### Extrait fourni
5La méthode dont Corneille se sert principalement pour compromettre moralement, puis racheter Célidée, c’est la dissimulation assurée par la mise en place de multiples voiles. Mais avant de considérer exactement comment ces voiles arrivent à dissimuler le désir et le change de Célidée, il nous faut regarder de plus près ses transgressions spécifiques. La nécessité d’une telle démarche, ainsi que l’efficacité des nombreux voiles que nous décrirons en détail, viennent du fait que la très grande majorité des commentaires portant sur cette pièce ignore, nie ou récupère d’une façon ou d’une autre les transgressions de ce personnage. Habituellement, Célidée est décrite de manière positive6. Néanmoins, la critique littéraire reconnaît en elle un personnage exceptionnellement complexe (voir les analyses de G. Couton7, L. Picciola8, Th. Litman9).

6Le désir de Célidée pour Dorimant se révèle pour la première fois dans l’acte II, scène 5, lorsqu’elle apprend qu’Hippolyte n’accueille pas favorablement l’intérêt que ce jeune homme lui porte. Célidée réagit avec surprise et admet sa propre attirance vers lui (II, 5, v. 505-508) :

                                  Dorimant t’importune,
Quoi ? J’enviais déjà ton heureuse fortune,
Et déjà dans l’esprit je sentais de l’ennui,
D’avoir connu Lysandre auparavant de lui10.

### Données fournies

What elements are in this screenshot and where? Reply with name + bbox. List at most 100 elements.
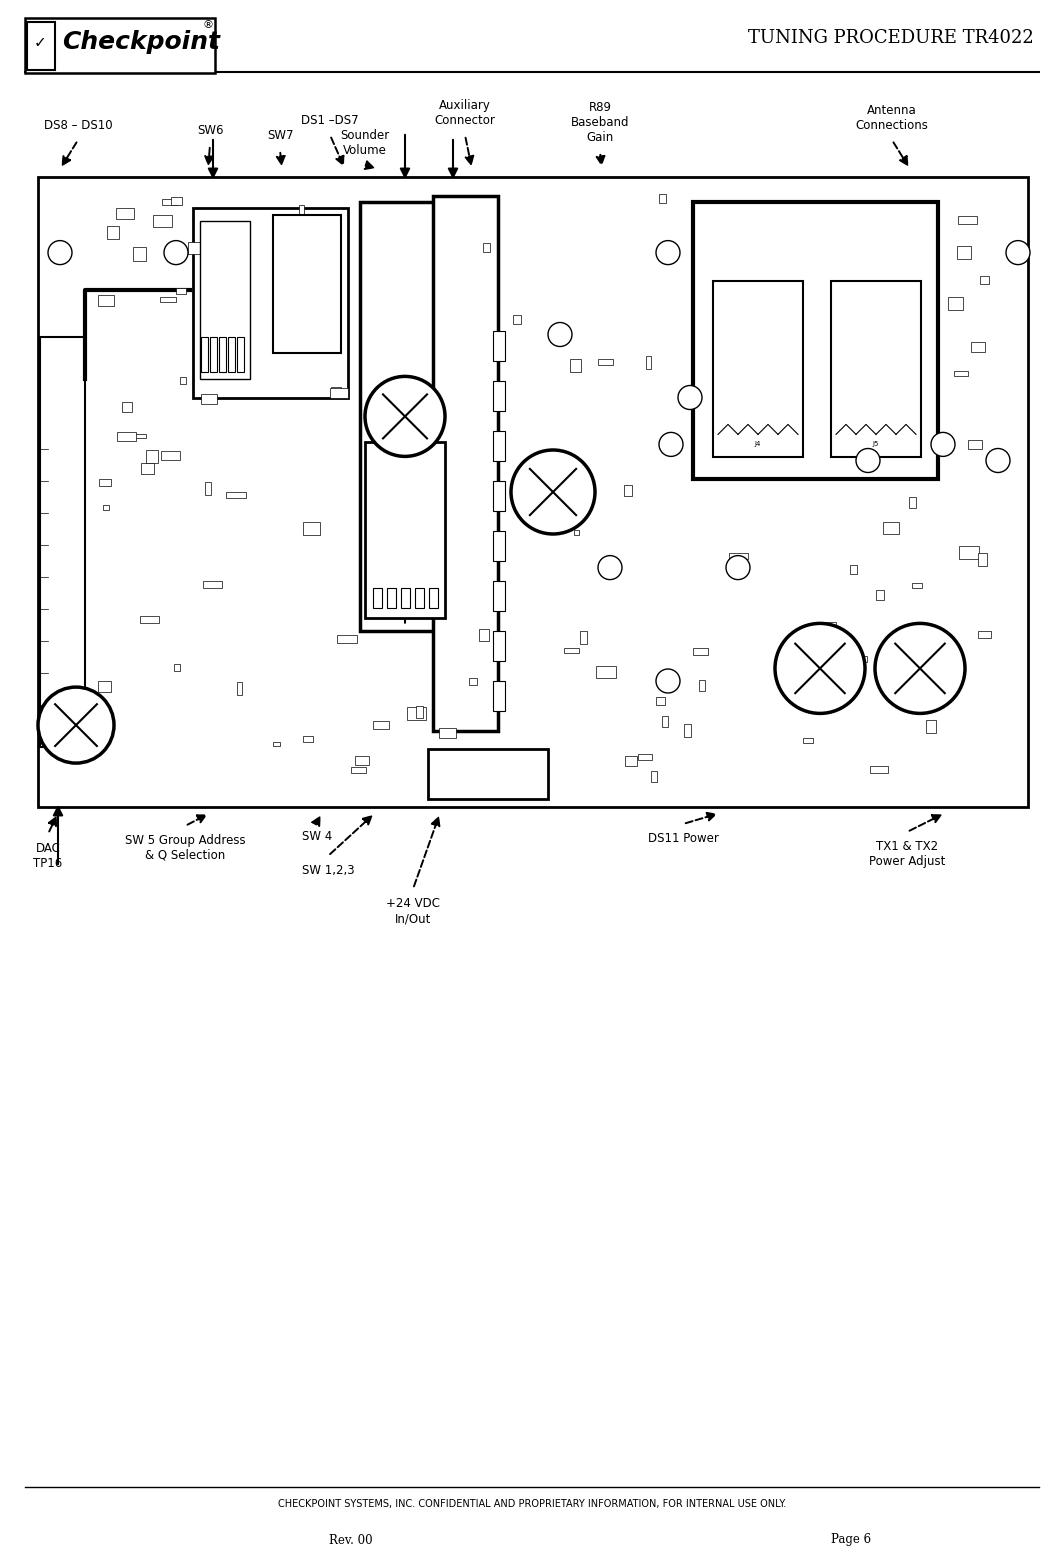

### Exercice
Poursuivez l'extrait sur le personnage de Célidée chez Corneille à partir des vers cités qui le terminent.

### Résultat
7C’est dans une courte scène, dans laquelle elle tombe sur Lysandre et Dorimant, sur le point de se battre, que le désir de Célidée se laisse voir le plus directement. Elle s’exclame : « Ah perfide [Lysandre], sur moi décharge ton courroux, / La mort de Dorimant me serait trop funeste » (V, 3, v. 1560-1561), sans qu’il soit certain que l’un ou l’autre des deux ait entendu ce qu’elle dit, car elle vient d’entrer en scène. Mais au moment où Dorimant s’en va, sa prière est claire (V, 3, v. 1563 : « Arrête, mon souci »), révélant ainsi explicitement ses sentiments devant Lysandre.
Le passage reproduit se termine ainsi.